Required task: Go through the entries below and pick out every line with "value".
start
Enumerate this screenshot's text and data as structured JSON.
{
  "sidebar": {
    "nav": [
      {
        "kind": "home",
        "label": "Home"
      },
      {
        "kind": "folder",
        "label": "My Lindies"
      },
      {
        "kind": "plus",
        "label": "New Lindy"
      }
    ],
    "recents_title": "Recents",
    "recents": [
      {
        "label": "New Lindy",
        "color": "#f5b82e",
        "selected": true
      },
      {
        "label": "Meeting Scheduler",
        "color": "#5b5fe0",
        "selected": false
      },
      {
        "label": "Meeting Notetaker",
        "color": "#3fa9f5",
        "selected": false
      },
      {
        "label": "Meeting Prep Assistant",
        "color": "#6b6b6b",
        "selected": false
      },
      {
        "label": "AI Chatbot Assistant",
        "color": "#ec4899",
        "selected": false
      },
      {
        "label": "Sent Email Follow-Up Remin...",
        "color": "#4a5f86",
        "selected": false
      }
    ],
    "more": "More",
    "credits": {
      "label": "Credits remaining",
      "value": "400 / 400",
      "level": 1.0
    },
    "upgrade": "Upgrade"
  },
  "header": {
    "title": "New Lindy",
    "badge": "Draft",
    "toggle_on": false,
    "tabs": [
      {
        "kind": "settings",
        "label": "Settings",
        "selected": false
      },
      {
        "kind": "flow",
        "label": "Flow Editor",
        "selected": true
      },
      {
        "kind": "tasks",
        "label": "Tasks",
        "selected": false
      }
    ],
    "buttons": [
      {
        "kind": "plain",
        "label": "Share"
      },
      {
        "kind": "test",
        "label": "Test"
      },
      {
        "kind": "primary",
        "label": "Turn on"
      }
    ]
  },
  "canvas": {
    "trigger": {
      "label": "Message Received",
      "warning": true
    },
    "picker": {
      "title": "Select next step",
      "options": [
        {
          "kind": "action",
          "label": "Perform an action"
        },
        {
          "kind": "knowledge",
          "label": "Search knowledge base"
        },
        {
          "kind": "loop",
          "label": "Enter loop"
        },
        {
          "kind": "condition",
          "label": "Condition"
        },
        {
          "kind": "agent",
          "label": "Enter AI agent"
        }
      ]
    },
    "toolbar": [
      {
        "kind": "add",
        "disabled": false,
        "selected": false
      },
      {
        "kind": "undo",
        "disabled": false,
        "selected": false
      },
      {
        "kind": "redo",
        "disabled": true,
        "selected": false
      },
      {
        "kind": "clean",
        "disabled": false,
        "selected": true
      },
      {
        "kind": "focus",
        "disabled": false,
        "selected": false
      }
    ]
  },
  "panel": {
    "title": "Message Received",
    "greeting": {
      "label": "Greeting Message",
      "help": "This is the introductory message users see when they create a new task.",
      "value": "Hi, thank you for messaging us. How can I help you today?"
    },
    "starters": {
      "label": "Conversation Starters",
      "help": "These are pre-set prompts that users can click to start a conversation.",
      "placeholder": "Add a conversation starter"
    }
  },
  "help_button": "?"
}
end
Written answer:
      "value": "400 / 400",
      "value": "Hi, thank you for messaging us. How can I help you today?"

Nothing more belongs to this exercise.